#### TASK DETAILS
Reproduce the personal essay on William S. Burroughs verbatim, from start to finish.

#### DOCUMENT SEGMENT
# # # #
William S. Burroughs

William S. Burroughs' death has been on my mind. Long before I was a Marxist, I was a youthful member of the beat generation. In 1960 I read Jack Kerouac's On the Road and a year or so later I read Burroughs' Naked Lunch. These two works deepened my outsider identity. It was the 1960s radicalization that transformed my outsider status into one of revolutionary as I became conscious of the social and economic forces that were arrayed against me and the working class.

On the Road and Naked Lunch are two dialectically opposed works that add up to a penetrating critique of the Eisenhower era. On the Road emphasized the sunny, Whitmanesque, positive aspect of America where the open road, truck-stops, jazz clubs and automats serve as proof of the wonders of this country as long as you look in the right places. After reading On the Road I dedicated myself to a search for these right places.
# # # #
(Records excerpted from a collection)
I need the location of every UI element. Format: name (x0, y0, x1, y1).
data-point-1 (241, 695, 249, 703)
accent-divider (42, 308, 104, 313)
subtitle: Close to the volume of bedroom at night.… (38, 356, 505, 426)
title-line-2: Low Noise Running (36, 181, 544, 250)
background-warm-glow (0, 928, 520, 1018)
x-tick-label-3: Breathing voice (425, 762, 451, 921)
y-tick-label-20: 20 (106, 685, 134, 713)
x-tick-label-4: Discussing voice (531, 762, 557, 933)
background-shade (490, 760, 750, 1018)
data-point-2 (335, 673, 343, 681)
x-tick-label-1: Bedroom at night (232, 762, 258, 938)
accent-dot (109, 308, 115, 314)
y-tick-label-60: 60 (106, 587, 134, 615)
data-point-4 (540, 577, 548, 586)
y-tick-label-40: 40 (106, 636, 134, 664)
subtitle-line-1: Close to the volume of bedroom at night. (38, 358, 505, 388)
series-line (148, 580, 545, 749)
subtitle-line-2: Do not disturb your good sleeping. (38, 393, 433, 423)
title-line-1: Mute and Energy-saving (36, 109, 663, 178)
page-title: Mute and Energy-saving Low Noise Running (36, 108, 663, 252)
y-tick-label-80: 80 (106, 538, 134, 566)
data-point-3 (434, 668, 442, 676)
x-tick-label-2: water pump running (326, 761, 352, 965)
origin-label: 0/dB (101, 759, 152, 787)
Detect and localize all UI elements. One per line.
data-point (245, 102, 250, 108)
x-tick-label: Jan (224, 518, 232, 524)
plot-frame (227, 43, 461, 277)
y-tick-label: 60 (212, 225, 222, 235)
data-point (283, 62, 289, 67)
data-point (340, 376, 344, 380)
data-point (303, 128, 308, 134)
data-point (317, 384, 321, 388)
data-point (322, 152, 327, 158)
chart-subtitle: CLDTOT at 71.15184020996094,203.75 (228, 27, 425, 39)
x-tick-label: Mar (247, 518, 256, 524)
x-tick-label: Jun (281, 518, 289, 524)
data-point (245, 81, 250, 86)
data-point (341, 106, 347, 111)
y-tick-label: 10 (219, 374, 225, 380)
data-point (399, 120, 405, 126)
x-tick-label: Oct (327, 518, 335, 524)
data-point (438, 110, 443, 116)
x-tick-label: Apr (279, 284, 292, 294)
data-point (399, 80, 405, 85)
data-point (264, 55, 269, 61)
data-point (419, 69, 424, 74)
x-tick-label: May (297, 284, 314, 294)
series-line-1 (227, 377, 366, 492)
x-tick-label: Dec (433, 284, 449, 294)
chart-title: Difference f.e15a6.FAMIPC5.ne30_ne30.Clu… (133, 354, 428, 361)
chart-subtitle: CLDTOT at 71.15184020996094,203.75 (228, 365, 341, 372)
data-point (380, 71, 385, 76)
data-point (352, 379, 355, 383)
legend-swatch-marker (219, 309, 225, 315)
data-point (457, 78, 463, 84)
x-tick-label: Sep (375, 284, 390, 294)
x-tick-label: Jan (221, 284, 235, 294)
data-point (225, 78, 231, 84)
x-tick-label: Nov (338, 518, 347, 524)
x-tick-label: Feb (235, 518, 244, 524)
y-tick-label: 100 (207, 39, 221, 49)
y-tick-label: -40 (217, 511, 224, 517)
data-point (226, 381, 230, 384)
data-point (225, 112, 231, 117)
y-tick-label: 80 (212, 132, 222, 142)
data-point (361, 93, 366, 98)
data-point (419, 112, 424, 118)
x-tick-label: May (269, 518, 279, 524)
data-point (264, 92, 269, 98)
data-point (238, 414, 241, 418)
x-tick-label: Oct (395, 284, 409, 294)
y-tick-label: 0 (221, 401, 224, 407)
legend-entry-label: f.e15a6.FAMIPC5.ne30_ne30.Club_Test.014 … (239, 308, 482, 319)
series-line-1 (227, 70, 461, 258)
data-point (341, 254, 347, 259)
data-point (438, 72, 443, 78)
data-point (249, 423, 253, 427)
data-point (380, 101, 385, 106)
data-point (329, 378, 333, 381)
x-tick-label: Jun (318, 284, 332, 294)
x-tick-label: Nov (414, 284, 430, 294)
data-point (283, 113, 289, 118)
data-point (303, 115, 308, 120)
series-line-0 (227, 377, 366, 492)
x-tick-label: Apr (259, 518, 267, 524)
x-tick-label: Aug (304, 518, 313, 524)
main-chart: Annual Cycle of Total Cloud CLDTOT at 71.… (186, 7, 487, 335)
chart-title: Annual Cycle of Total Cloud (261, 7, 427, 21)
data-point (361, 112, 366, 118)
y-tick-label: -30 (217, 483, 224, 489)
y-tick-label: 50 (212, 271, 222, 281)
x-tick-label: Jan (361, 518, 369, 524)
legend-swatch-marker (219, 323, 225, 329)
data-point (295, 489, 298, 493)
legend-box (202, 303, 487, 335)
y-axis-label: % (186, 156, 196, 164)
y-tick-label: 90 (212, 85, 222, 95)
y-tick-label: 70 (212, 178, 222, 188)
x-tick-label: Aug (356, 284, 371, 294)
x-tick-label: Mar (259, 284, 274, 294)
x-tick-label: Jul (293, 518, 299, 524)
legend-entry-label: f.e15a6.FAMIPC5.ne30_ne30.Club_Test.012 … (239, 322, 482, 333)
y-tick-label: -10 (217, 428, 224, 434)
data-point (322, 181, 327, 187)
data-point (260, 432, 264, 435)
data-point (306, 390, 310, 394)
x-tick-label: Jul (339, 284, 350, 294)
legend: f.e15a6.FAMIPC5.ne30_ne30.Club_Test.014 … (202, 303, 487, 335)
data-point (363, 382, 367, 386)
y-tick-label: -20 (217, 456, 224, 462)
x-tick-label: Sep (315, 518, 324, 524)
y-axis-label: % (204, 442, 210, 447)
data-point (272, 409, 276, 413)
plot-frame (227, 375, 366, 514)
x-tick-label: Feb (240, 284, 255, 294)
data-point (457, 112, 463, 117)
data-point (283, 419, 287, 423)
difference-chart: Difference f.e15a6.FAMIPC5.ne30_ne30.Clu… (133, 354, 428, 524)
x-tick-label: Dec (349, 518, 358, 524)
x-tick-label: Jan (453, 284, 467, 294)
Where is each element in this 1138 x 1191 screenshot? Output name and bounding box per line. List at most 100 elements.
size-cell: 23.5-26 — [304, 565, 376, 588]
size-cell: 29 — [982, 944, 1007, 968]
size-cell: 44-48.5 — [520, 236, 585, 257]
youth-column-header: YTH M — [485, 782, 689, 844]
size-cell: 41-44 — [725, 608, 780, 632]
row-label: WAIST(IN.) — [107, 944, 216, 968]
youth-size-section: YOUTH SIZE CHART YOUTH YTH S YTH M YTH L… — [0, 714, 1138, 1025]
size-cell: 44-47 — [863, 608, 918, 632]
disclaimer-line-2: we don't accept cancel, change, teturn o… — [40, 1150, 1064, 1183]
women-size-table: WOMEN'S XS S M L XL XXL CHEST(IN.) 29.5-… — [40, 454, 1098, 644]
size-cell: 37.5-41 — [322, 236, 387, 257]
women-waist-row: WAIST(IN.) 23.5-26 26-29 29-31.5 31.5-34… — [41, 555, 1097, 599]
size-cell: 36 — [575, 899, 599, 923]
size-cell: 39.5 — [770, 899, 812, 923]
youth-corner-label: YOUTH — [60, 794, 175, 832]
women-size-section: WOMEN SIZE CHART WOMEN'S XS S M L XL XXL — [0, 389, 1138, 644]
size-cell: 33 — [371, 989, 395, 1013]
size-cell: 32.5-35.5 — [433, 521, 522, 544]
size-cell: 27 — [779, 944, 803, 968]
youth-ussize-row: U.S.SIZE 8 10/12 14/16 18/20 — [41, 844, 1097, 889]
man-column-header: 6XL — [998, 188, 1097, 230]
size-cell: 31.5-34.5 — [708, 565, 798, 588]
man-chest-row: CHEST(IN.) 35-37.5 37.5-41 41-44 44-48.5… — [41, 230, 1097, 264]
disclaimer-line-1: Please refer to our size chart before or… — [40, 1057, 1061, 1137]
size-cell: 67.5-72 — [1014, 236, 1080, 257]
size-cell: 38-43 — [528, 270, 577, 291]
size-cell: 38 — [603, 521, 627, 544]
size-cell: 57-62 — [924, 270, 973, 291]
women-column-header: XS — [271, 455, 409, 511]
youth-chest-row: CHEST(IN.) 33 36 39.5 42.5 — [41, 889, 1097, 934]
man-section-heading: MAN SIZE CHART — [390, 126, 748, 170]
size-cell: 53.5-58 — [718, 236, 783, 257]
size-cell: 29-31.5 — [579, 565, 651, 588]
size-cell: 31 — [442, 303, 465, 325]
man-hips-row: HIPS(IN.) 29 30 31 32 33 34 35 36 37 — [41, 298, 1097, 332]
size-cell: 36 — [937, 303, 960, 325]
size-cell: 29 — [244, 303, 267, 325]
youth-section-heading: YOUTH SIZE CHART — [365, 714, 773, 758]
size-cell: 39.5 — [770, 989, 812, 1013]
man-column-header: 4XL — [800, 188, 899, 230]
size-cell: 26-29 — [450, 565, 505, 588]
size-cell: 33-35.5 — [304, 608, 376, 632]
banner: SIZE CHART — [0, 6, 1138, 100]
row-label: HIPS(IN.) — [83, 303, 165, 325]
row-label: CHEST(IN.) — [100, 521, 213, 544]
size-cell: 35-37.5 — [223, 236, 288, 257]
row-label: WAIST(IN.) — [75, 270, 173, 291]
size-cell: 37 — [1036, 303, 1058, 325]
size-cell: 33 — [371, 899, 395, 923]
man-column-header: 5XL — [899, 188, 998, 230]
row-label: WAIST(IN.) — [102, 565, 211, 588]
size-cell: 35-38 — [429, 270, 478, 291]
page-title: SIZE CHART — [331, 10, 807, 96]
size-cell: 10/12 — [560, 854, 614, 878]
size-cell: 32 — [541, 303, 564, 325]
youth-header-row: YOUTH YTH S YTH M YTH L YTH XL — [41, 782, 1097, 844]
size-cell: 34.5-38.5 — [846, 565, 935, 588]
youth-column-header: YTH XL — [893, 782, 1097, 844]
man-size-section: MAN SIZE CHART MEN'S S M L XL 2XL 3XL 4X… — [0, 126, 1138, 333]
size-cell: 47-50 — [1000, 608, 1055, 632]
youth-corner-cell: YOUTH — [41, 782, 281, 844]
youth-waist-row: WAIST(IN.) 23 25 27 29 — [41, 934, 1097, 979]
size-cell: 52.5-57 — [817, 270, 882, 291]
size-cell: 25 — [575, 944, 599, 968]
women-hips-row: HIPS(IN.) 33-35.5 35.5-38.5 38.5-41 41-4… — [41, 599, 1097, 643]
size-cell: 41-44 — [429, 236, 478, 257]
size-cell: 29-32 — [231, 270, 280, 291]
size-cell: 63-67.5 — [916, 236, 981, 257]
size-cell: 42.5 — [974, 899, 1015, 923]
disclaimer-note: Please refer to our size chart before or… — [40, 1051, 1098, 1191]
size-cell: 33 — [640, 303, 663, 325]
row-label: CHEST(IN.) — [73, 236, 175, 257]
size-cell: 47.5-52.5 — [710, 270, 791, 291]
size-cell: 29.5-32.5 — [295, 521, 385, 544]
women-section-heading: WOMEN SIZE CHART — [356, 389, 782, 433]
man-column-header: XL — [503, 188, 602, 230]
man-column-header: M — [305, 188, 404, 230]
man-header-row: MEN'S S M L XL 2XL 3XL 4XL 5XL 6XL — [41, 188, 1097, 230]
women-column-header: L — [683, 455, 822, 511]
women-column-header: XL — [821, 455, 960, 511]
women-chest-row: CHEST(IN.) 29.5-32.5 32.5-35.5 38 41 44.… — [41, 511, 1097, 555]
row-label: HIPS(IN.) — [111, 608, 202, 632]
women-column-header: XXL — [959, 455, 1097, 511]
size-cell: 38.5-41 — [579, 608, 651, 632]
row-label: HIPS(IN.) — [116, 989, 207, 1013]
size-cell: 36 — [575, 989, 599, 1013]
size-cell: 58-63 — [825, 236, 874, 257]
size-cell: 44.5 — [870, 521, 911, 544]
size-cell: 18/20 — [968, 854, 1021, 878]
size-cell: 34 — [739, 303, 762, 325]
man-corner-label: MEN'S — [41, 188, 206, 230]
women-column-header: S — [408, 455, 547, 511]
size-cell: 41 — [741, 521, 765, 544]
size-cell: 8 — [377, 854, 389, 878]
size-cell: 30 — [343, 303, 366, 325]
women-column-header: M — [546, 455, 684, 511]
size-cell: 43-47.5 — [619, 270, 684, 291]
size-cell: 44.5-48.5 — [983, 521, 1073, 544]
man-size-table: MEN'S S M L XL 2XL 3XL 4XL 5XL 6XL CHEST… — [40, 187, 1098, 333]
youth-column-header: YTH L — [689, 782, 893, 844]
# # # #
#### WRITTEN ANSWER
William S. Burroughs

William S. Burroughs' death has been on my mind. Long before I was a Marxist, I was a youthful member of the beat generation. In 1960 I read Jack Kerouac's On the Road and a year or so later I read Burroughs' Naked Lunch. These two works deepened my outsider identity. It was the 1960s radicalization that transformed my outsider status into one of revolutionary as I became conscious of the social and economic forces that were arrayed against me and the working class.

On the Road and Naked Lunch are two dialectically opposed works that add up to a penetrating critique of the Eisenhower era. On the Road emphasized the sunny, Whitmanesque, positive aspect of America where the open road, truck-stops, jazz clubs and automats serve as proof of the wonders of this country as long as you look in the right places. After reading On the Road I dedicated myself to a search for these right places.